>> begin Data lines
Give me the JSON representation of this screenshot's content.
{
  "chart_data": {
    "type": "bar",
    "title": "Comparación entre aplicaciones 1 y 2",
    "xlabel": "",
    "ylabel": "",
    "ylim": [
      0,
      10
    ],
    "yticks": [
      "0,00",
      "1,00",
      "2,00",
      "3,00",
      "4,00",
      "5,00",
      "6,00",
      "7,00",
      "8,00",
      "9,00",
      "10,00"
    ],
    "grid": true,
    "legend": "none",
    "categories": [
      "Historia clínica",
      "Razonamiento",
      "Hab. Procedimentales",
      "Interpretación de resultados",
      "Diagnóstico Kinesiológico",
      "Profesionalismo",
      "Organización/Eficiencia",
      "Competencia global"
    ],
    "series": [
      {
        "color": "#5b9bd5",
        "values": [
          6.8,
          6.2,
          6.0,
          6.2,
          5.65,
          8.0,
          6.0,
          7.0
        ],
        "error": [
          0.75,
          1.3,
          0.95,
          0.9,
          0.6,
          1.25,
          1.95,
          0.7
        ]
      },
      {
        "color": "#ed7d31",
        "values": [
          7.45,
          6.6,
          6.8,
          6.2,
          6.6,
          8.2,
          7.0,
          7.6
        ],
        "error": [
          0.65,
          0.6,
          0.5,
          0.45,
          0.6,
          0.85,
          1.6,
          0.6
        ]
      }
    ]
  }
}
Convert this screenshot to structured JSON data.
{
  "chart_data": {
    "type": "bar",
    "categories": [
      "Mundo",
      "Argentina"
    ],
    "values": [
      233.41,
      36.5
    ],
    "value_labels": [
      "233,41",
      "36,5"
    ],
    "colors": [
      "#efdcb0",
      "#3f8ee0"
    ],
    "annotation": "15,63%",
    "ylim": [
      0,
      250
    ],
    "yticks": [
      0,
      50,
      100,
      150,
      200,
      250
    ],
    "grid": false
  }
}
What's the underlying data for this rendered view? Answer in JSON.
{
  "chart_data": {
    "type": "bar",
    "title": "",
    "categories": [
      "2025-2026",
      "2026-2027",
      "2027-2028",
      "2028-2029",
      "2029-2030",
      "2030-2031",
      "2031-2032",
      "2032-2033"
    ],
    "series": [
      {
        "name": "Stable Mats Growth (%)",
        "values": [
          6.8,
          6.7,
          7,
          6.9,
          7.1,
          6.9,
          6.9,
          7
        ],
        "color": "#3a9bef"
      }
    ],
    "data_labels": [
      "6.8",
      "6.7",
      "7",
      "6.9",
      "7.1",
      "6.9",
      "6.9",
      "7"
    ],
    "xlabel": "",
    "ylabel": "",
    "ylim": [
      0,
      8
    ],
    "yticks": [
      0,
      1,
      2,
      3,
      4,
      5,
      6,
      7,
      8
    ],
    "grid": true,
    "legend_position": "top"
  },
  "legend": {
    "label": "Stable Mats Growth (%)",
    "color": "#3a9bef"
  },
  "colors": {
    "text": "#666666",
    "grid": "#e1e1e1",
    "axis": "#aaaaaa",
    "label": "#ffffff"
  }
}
>> end Data lines
_Aim:_
Extract each line from the listing that holds the word "grid".

_Full response:_
    "grid": true,
    "grid": false
    "grid": true,
    "grid": "#e1e1e1",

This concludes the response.